> **Exercise**
Copy the data below word for word, from its first line up to and including the line with "kana-text: の [269,1160,287,1175]".

> **Available data**
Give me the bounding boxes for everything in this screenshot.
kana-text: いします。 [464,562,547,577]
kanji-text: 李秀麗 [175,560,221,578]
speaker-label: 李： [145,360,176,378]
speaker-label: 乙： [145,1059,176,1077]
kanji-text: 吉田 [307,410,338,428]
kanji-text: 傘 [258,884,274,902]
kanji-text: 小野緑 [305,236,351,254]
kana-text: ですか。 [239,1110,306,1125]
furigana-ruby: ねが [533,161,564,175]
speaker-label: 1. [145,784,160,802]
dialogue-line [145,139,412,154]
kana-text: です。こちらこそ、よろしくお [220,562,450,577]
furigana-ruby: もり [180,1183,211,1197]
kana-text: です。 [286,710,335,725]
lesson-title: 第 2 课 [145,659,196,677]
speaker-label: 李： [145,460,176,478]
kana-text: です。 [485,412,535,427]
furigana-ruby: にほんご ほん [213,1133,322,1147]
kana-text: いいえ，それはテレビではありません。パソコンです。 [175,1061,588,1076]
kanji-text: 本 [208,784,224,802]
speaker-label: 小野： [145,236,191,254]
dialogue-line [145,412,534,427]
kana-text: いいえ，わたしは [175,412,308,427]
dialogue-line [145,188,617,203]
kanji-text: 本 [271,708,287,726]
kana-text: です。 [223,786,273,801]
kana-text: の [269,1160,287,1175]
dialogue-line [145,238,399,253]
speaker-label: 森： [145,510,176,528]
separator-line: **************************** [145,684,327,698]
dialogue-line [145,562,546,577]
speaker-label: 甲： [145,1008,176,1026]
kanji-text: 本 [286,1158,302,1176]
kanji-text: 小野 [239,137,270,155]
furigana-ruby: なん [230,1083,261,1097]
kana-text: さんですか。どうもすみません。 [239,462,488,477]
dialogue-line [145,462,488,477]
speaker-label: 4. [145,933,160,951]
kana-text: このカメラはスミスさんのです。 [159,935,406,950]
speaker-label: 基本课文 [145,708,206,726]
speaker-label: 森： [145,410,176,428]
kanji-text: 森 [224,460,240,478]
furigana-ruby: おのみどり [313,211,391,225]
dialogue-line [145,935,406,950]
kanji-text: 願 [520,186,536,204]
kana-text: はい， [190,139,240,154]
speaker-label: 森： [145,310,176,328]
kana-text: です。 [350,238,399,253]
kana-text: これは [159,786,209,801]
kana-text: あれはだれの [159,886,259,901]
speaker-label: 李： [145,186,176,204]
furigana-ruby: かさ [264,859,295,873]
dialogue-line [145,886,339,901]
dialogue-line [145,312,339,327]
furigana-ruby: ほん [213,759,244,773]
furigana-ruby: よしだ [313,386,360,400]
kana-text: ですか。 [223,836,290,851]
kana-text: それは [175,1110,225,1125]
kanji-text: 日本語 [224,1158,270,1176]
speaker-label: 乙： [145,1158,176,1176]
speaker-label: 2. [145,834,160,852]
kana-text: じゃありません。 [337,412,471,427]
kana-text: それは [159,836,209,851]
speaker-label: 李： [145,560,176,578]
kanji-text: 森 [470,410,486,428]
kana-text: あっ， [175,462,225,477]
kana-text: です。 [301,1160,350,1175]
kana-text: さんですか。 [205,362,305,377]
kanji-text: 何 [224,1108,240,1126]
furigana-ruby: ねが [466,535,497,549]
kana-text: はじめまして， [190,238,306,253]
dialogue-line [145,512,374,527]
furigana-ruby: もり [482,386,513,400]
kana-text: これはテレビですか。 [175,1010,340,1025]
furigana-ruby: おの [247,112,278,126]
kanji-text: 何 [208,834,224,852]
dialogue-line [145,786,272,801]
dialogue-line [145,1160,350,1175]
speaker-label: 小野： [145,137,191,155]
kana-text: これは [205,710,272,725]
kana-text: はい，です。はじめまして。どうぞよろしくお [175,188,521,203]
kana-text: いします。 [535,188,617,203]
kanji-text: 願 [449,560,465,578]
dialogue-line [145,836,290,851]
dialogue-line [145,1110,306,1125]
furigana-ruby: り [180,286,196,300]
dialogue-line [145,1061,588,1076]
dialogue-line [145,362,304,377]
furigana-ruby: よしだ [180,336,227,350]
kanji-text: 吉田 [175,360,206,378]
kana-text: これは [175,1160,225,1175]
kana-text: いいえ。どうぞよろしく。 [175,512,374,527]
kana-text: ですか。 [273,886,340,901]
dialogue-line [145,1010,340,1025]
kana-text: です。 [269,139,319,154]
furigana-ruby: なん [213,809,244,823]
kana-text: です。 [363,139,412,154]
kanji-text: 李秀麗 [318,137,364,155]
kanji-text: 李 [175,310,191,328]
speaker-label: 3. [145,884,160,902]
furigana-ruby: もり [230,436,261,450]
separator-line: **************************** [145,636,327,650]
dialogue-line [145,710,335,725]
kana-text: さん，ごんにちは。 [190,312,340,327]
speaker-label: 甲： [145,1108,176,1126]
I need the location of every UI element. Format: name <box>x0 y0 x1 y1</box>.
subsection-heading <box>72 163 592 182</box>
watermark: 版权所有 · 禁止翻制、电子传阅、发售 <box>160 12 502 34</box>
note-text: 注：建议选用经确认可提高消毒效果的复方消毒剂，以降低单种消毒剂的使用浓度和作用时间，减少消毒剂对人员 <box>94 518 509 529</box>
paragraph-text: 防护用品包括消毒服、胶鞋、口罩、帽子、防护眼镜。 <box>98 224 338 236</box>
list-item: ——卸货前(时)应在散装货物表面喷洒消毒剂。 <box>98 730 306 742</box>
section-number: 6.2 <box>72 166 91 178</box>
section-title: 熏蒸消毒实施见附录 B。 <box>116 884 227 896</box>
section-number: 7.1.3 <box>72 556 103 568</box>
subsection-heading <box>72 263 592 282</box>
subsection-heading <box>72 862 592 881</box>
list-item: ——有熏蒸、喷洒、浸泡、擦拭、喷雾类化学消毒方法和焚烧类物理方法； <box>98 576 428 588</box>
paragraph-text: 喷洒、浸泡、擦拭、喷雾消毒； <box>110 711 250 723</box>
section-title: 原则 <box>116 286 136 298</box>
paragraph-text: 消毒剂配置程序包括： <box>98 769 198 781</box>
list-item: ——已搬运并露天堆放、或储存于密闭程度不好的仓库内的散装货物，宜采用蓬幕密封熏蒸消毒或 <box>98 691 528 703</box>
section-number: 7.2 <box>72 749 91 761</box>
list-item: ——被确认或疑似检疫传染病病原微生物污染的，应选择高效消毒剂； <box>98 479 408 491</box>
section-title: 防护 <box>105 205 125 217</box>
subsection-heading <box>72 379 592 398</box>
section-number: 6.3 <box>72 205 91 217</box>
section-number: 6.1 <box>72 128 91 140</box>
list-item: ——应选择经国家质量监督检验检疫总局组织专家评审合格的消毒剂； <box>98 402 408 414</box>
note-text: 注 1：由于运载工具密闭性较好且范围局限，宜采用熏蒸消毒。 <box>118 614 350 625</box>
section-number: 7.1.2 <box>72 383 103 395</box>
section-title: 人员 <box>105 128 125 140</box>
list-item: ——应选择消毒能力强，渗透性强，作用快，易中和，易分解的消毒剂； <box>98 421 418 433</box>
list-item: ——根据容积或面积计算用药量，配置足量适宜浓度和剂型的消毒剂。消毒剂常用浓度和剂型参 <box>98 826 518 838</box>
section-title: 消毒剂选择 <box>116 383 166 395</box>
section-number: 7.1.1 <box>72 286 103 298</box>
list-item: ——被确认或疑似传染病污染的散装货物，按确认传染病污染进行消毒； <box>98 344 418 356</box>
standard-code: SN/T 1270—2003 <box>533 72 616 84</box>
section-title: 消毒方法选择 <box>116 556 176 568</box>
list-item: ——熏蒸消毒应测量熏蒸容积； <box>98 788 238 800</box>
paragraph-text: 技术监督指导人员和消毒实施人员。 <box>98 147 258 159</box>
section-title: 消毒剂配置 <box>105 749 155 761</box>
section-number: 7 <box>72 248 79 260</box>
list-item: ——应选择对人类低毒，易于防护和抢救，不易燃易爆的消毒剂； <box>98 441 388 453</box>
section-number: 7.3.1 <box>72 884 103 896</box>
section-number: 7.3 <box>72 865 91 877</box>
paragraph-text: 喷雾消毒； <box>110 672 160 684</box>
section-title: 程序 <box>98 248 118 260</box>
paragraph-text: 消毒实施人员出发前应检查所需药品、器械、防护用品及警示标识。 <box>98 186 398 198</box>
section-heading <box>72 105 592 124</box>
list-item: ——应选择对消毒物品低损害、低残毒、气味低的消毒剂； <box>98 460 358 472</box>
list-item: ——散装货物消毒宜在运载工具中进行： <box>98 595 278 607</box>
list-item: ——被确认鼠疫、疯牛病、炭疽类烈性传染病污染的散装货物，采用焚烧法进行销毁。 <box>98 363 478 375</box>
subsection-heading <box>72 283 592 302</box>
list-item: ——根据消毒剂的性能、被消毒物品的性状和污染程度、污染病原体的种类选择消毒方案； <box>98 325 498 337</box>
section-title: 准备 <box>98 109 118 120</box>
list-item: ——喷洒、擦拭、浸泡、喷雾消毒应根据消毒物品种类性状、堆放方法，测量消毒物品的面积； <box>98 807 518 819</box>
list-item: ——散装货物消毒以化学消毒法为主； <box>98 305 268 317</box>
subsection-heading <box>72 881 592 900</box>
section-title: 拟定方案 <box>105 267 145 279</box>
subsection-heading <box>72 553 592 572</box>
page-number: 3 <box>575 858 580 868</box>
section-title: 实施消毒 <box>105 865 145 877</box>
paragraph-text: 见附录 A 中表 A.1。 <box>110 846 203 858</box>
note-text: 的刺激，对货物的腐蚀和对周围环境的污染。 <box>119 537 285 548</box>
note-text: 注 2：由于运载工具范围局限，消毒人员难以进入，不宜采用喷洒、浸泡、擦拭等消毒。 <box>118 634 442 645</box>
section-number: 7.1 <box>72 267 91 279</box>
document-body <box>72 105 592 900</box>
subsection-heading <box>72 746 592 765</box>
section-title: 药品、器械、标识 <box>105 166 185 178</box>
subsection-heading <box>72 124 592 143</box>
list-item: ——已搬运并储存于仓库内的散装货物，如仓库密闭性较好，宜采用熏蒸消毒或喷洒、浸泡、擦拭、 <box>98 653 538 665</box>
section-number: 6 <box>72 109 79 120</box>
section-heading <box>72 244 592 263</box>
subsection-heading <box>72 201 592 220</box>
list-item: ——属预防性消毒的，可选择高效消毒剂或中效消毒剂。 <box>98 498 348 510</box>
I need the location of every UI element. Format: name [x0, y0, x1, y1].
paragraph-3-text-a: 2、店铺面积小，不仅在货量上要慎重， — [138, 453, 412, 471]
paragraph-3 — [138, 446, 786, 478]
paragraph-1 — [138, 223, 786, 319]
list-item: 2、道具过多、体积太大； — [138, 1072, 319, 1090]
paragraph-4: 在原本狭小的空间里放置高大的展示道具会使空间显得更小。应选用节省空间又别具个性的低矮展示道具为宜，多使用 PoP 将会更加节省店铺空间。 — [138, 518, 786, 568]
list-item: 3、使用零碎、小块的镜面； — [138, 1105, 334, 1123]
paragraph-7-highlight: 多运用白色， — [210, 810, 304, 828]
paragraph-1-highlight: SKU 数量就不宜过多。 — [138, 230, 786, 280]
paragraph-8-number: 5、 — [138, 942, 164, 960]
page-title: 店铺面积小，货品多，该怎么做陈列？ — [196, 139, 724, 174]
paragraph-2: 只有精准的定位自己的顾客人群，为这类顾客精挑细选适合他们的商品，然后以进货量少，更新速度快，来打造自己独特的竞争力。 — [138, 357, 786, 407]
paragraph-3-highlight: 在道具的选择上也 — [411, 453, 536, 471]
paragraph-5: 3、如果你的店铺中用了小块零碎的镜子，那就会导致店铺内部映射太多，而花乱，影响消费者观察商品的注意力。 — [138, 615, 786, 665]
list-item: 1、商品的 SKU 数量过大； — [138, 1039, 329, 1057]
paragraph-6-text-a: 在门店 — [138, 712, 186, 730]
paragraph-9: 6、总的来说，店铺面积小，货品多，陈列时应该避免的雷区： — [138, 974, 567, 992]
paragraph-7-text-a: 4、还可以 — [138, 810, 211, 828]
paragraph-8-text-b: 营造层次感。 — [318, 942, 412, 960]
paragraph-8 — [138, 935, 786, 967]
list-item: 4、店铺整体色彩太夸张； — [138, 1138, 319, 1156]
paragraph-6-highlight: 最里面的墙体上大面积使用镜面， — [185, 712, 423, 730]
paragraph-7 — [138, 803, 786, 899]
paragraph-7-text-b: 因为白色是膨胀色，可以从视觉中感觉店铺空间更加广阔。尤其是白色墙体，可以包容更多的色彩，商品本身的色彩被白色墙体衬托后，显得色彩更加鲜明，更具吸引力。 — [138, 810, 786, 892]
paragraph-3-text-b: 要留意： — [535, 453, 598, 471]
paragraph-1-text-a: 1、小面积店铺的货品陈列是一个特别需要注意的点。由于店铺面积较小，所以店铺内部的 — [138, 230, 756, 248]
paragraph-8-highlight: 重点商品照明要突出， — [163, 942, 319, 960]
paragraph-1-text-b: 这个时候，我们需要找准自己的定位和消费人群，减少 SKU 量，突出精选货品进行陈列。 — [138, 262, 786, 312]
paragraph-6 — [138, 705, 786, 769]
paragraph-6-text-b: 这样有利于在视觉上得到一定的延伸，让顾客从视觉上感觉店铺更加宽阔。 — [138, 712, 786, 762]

> **Exercise result**
Give me the bounding boxes for everything in this screenshot.
kana-text: いします。 [464,562,547,577]
kanji-text: 李秀麗 [175,560,221,578]
speaker-label: 李： [145,360,176,378]
speaker-label: 乙： [145,1059,176,1077]
kanji-text: 吉田 [307,410,338,428]
kanji-text: 傘 [258,884,274,902]
kanji-text: 小野緑 [305,236,351,254]
kana-text: ですか。 [239,1110,306,1125]
furigana-ruby: ねが [533,161,564,175]
speaker-label: 1. [145,784,160,802]
dialogue-line [145,139,412,154]
kana-text: です。こちらこそ、よろしくお [220,562,450,577]
furigana-ruby: もり [180,1183,211,1197]
kana-text: です。 [286,710,335,725]
lesson-title: 第 2 课 [145,659,196,677]
speaker-label: 李： [145,460,176,478]
kana-text: です。 [485,412,535,427]
furigana-ruby: にほんご ほん [213,1133,322,1147]
kana-text: いいえ，それはテレビではありません。パソコンです。 [175,1061,588,1076]
kanji-text: 本 [208,784,224,802]
speaker-label: 小野： [145,236,191,254]
dialogue-line [145,412,534,427]
kana-text: いいえ，わたしは [175,412,308,427]
dialogue-line [145,188,617,203]
kanji-text: 本 [271,708,287,726]
kana-text: です。 [223,786,273,801]
kana-text: の [269,1160,287,1175]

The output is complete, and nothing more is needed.